[Stored records]
§

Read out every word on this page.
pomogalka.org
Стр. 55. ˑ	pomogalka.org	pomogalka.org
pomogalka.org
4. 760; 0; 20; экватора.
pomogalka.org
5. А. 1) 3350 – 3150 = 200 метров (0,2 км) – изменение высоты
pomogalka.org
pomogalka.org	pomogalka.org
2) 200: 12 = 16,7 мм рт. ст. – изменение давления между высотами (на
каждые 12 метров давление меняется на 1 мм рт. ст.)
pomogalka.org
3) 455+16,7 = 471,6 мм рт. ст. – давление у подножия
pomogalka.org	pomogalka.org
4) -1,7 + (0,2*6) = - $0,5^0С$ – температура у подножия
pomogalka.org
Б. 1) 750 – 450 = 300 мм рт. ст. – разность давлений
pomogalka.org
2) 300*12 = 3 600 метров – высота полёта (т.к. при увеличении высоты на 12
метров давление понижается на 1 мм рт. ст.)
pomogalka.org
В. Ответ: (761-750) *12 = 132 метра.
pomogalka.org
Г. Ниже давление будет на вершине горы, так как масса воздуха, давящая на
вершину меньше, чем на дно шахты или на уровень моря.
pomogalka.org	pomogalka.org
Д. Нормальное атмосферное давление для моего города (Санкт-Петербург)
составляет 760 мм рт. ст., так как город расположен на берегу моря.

§

▶ _Your task_
Filter the entries above down to the lines containing the word "моря".

▶ _Answer to this problem_
вершину меньше, чем на дно шахты или на уровень моря.
составляет 760 мм рт. ст., так как город расположен на берегу моря.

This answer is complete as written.